### TEXT
P.AllanThis is holy ground.  This blood-stained, dusty, rock-hard earth.  This killing-hill where Romans crucified dozens, maybe hundreds, of Jewish law-breakers.  This skull-mound, outside Jerusalem city walls, infamous forever because of One prisoner executed here.

We reach this place, Mark writes,  “When [the Jewish soldiers] were finally tired of mocking [Jesus], they took off the purple robe and put his own clothes on him again.  Then they led him away to be crucified (15:20).  Mark continues with a report that reads like choppy headline news with few details. 

A certain man from Cyrene, Simon, the father of Alexander and Rufus, was passing by on his way in from the country, and they forced him to carry the cross (15:21).

Jesus would have been boxed in by four Roman soldiers with a servant carrying a placard:  THE KING OF THE JEWS.  At some point en route, it became obvious Jesus was too weakened to carry his cross.  Simon was a Jew from North Africa present for Passover.  If Simon’s Rufus is the Rufus Paul mentions in Romans 16:13, this family became believers.  Did being forced to carry Christ’s cross eventually lead Simon, and then his sons, to faith?

They brought Jesus to the place called Golgotha (which means The Place of the Skull). Then they offered him wine mixed with myrrh, but he did not take it.  And they crucified him. Dividing up his clothes, they cast lots to see what each would get.  It was the third hour when they crucified him.  The written notice of the charge against him read: THE KING OF THE JEWS.  They crucified two robbers with him, one on his right and one on his left (15:22-27).  

“They” were Jerusalem women who offered crucified Jews a drug to dull the pain.  The Greek tense suggests they  tried several times to give Jesus a drink.  Jesus refused it.  Mark doesn’t explain why.

Such awful agony Mark glosses over when he writes,  “And they crucified him”!  The Jewish historian Josephus calls it “the most wretched of all ways of dying.”  Not the nails, but his body sagging as he hung, made breathing an unrelenting struggle. (For a further description of Christ’s crucifixion, see http://www.alfredplacechurch.org.uk/index.php/sermons/mark/mark-15/1524-25-the-crucifixion-of-christ/.) Eventually death would come from suffocation.   But not yet; according to Mark it’s 9 a.m.

Humiliation accompanied suffering.  Before they drove the spikes, soldiers stripped the prisoner.  Then, after hanging Jesus up, they gambled for his clothes beneath his cross.  A  perk for the soldiers’ assigned despicable work.  Over Jesus’ head they posted the placard with his crime.  Common thieves flanked him on both sides.

We might claim the charge false.  But in fact he was “the King of the Jews”, even King of the Romans.  He was, and remains today, a deadly threat to every authority that refuses to bow.  Yet, that day, he was merely a message from Pilate declaring what Rome did with “would be” kings.

Those who passed by hurled insults at him, shaking their heads and saying, “So! You who are going to destroy the temple and build it in three days, come down from the cross and save yourself!”  In the same way the chief priests and the teachers of the law mocked him among themselves. “He saved others,” they said, “but he can’t save himself!  Let this Christ, this King of Israel, come down now from the cross, that we may see and believe.” Those crucified with him also heaped insults on him (15:28-32).

### INFORMATION SHOWN
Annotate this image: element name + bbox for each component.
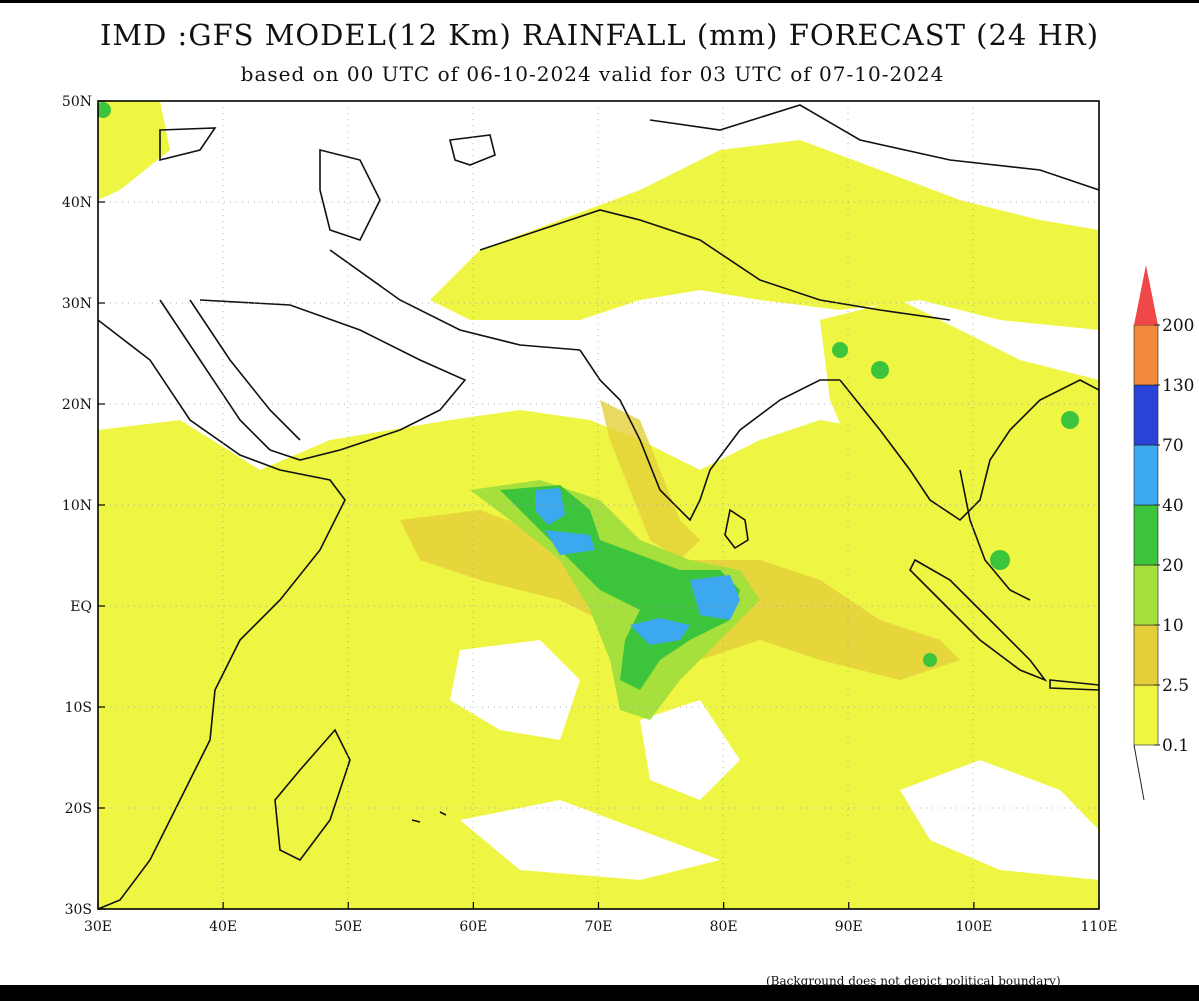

### TASK DESCRIPTION
From the piece on the crucifixion in Mark, copy word for word the passage that begins at the words "We reach this" and stops after the words "with few details.".

### SOLUTION FOR THIS EXERCISE
We reach this place, Mark writes,  “When [the Jewish soldiers] were finally tired of mocking [Jesus], they took off the purple robe and put his own clothes on him again.  Then they led him away to be crucified (15:20).  Mark continues with a report that reads like choppy headline news with few details.